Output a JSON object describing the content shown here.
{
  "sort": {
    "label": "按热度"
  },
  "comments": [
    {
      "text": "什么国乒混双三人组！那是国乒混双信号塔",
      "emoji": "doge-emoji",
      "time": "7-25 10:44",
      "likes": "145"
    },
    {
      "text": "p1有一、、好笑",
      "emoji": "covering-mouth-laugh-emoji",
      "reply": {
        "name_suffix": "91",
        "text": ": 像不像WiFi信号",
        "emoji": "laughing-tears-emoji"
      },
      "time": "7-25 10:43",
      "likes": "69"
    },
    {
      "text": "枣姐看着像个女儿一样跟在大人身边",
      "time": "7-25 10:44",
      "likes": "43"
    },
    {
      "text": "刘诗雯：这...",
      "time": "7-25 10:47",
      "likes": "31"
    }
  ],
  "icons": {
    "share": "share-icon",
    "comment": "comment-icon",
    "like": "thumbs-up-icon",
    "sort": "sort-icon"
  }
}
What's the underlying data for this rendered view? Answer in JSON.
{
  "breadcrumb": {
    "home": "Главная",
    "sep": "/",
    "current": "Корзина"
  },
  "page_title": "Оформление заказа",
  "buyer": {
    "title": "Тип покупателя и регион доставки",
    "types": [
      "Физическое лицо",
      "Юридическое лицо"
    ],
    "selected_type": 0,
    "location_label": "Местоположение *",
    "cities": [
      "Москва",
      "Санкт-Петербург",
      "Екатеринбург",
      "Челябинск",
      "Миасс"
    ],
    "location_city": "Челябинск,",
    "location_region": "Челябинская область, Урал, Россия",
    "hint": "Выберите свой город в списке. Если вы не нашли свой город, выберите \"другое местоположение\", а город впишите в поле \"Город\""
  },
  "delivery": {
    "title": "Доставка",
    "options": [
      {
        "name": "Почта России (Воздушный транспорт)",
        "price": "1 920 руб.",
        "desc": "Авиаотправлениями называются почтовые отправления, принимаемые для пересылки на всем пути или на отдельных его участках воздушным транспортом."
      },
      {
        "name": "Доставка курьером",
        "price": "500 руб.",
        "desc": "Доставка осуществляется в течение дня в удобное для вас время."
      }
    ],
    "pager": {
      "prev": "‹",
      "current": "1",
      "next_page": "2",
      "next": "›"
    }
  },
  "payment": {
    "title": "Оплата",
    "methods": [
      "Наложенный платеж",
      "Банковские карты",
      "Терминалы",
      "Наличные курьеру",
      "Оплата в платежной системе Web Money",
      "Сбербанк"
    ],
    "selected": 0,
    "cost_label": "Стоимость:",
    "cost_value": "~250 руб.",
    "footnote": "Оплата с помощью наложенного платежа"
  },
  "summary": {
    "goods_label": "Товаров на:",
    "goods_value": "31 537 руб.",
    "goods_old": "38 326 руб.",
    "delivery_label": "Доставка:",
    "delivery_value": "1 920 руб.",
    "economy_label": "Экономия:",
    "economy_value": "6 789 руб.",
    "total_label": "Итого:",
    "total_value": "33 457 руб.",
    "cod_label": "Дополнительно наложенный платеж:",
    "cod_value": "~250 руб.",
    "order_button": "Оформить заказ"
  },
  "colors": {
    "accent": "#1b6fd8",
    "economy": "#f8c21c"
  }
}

■ ■ ■

The word "text" may appear on some lines. Report how many lines hold it, giving the number alone.

5